Supplied material –
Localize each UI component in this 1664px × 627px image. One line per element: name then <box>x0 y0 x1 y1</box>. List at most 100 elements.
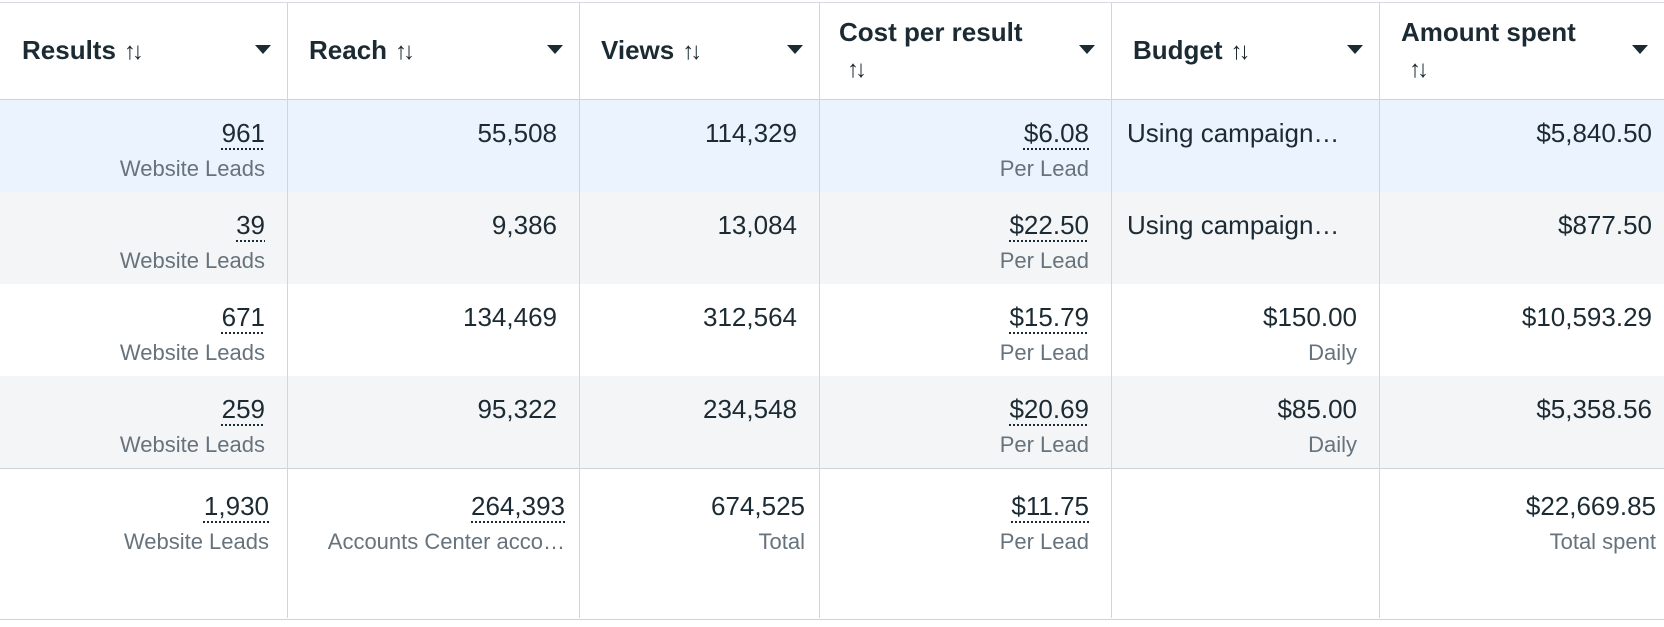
spent-value: $5,840.50 <box>1536 118 1652 148</box>
views-cell: 234,548 <box>579 376 819 468</box>
results-cell: 671 Website Leads <box>0 284 287 376</box>
views-cell: 114,329 <box>579 100 819 192</box>
sort-icon[interactable]: ↑↓ <box>682 38 702 65</box>
views-value: 234,548 <box>703 394 797 424</box>
spent-value: $877.50 <box>1558 210 1652 240</box>
budget-period: Daily <box>1308 340 1357 365</box>
total-budget-cell <box>1111 469 1379 619</box>
views-cell: 13,084 <box>579 192 819 284</box>
results-cell: 961 Website Leads <box>0 100 287 192</box>
total-spent-cell: $22,669.85 Total spent <box>1379 469 1664 619</box>
total-spent-note: Total spent <box>1549 529 1656 554</box>
total-reach-value[interactable]: 264,393 <box>471 491 565 521</box>
total-reach-cell: 264,393 Accounts Center acco… <box>287 469 579 619</box>
header-results-label: Results ↑↓ <box>22 32 144 70</box>
total-spent-value: $22,669.85 <box>1525 491 1656 521</box>
sort-icon[interactable]: ↑↓ <box>123 38 144 65</box>
reach-value: 9,386 <box>491 210 557 240</box>
header-cost-per-result[interactable]: Cost per result ↑↓ <box>819 3 1111 99</box>
results-type: Website Leads <box>119 248 265 273</box>
chevron-down-icon[interactable] <box>547 45 563 54</box>
spent-cell: $877.50 <box>1379 192 1664 284</box>
results-cell: 259 Website Leads <box>0 376 287 468</box>
spent-cell: $10,593.29 <box>1379 284 1664 376</box>
cost-unit: Per Lead <box>999 340 1089 365</box>
budget-cell: Using campaign… <box>1111 100 1379 192</box>
header-reach-label: Reach ↑↓ <box>309 32 415 70</box>
cost-value[interactable]: $15.79 <box>1009 302 1089 332</box>
header-budget[interactable]: Budget ↑↓ <box>1111 3 1379 99</box>
chevron-down-icon[interactable] <box>1632 45 1648 54</box>
header-spent-label: Amount spent ↑↓ <box>1401 14 1576 88</box>
results-value[interactable]: 671 <box>221 302 265 332</box>
budget-period: Daily <box>1308 432 1357 457</box>
cost-cell: $15.79 Per Lead <box>819 284 1111 376</box>
results-type: Website Leads <box>119 156 265 181</box>
table-header: Results ↑↓ Reach ↑↓ Views ↑↓ Cost per resul… <box>0 3 1664 100</box>
chevron-down-icon[interactable] <box>255 45 271 54</box>
sort-icon[interactable]: ↑↓ <box>1230 38 1251 65</box>
header-amount-spent[interactable]: Amount spent ↑↓ <box>1379 3 1664 99</box>
table-row[interactable]: 961 Website Leads 55,508 114,329 $6.08 P… <box>0 100 1664 192</box>
cost-unit: Per Lead <box>999 432 1089 457</box>
reach-cell: 55,508 <box>287 100 579 192</box>
budget-value: Using campaign… <box>1127 118 1340 148</box>
sort-icon[interactable]: ↑↓ <box>847 56 867 83</box>
header-views[interactable]: Views ↑↓ <box>579 3 819 99</box>
budget-cell: Using campaign… <box>1111 192 1379 284</box>
reach-cell: 95,322 <box>287 376 579 468</box>
spent-cell: $5,358.56 <box>1379 376 1664 468</box>
table-row[interactable]: 39 Website Leads 9,386 13,084 $22.50 Per… <box>0 192 1664 284</box>
total-results-value[interactable]: 1,930 <box>203 491 269 521</box>
budget-cell: $150.00 Daily <box>1111 284 1379 376</box>
reach-value: 95,322 <box>477 394 557 424</box>
column-divider[interactable] <box>579 3 580 618</box>
sort-icon[interactable]: ↑↓ <box>395 38 415 65</box>
table-top-border <box>0 2 1664 3</box>
results-value[interactable]: 39 <box>236 210 265 240</box>
cost-value[interactable]: $22.50 <box>1009 210 1089 240</box>
header-reach[interactable]: Reach ↑↓ <box>287 3 579 99</box>
sort-icon[interactable]: ↑↓ <box>1409 56 1429 83</box>
results-type: Website Leads <box>119 432 265 457</box>
reach-cell: 9,386 <box>287 192 579 284</box>
chevron-down-icon[interactable] <box>1347 45 1363 54</box>
total-cost-unit: Per Lead <box>999 529 1089 554</box>
table-row[interactable]: 671 Website Leads 134,469 312,564 $15.79… <box>0 284 1664 376</box>
cost-value[interactable]: $20.69 <box>1009 394 1089 424</box>
column-divider[interactable] <box>819 3 820 618</box>
total-results-type: Website Leads <box>123 529 269 554</box>
table-row[interactable]: 259 Website Leads 95,322 234,548 $20.69 … <box>0 376 1664 468</box>
chevron-down-icon[interactable] <box>1079 45 1095 54</box>
spent-value: $10,593.29 <box>1521 302 1652 332</box>
reach-cell: 134,469 <box>287 284 579 376</box>
cost-cell: $22.50 Per Lead <box>819 192 1111 284</box>
spent-value: $5,358.56 <box>1536 394 1652 424</box>
views-value: 312,564 <box>703 302 797 332</box>
total-views-note: Total <box>758 529 805 554</box>
total-views-value: 674,525 <box>711 491 805 521</box>
cost-value[interactable]: $6.08 <box>1023 118 1089 148</box>
budget-value: $85.00 <box>1277 394 1357 424</box>
results-value[interactable]: 961 <box>221 118 265 148</box>
cost-unit: Per Lead <box>999 156 1089 181</box>
total-views-cell: 674,525 Total <box>579 469 819 619</box>
column-divider[interactable] <box>1379 3 1380 618</box>
views-cell: 312,564 <box>579 284 819 376</box>
results-value[interactable]: 259 <box>221 394 265 424</box>
results-cell: 39 Website Leads <box>0 192 287 284</box>
chevron-down-icon[interactable] <box>787 45 803 54</box>
cost-unit: Per Lead <box>999 248 1089 273</box>
header-results[interactable]: Results ↑↓ <box>0 3 287 99</box>
cost-cell: $6.08 Per Lead <box>819 100 1111 192</box>
views-value: 13,084 <box>717 210 797 240</box>
budget-cell: $85.00 Daily <box>1111 376 1379 468</box>
reach-value: 134,469 <box>463 302 557 332</box>
column-divider[interactable] <box>1111 3 1112 618</box>
column-divider[interactable] <box>287 3 288 618</box>
header-budget-label: Budget ↑↓ <box>1133 32 1251 70</box>
total-cost-value[interactable]: $11.75 <box>1011 491 1089 521</box>
views-value: 114,329 <box>704 118 797 148</box>
spent-cell: $5,840.50 <box>1379 100 1664 192</box>
total-reach-note: Accounts Center acco… <box>327 529 565 554</box>
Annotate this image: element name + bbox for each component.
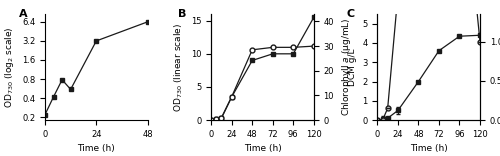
Y-axis label: OD$_{730}$ (linear scale): OD$_{730}$ (linear scale) bbox=[173, 23, 186, 112]
X-axis label: Time (h): Time (h) bbox=[78, 144, 115, 153]
Y-axis label: DCM g/L: DCM g/L bbox=[348, 48, 357, 86]
X-axis label: Time (h): Time (h) bbox=[244, 144, 282, 153]
Y-axis label: Chlorophyll $a$ (μg/mL): Chlorophyll $a$ (μg/mL) bbox=[340, 18, 352, 116]
Text: B: B bbox=[178, 9, 186, 19]
Y-axis label: OD$_{730}$ (log$_2$ scale): OD$_{730}$ (log$_2$ scale) bbox=[4, 26, 16, 108]
Text: A: A bbox=[20, 9, 28, 19]
X-axis label: Time (h): Time (h) bbox=[410, 144, 448, 153]
Text: C: C bbox=[346, 9, 355, 19]
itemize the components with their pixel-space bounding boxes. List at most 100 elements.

What the exercise asks – From the records above, extract the lines starting at the line containing "spent-value: $5,840.50 <box>1536" and ending at the line containing "total-reach-value[interactable]: 264,393 <box>471", with both included. Reproduce each line character for character.

Exercise response –
spent-value: $5,840.50 <box>1536 118 1652 148</box>
views-cell: 234,548 <box>579 376 819 468</box>
results-cell: 671 Website Leads <box>0 284 287 376</box>
views-cell: 114,329 <box>579 100 819 192</box>
sort-icon[interactable]: ↑↓ <box>682 38 702 65</box>
views-value: 234,548 <box>703 394 797 424</box>
spent-value: $877.50 <box>1558 210 1652 240</box>
budget-period: Daily <box>1308 340 1357 365</box>
total-budget-cell <box>1111 469 1379 619</box>
views-cell: 13,084 <box>579 192 819 284</box>
results-cell: 961 Website Leads <box>0 100 287 192</box>
total-spent-cell: $22,669.85 Total spent <box>1379 469 1664 619</box>
total-spent-note: Total spent <box>1549 529 1656 554</box>
total-reach-value[interactable]: 264,393 <box>471 491 565 521</box>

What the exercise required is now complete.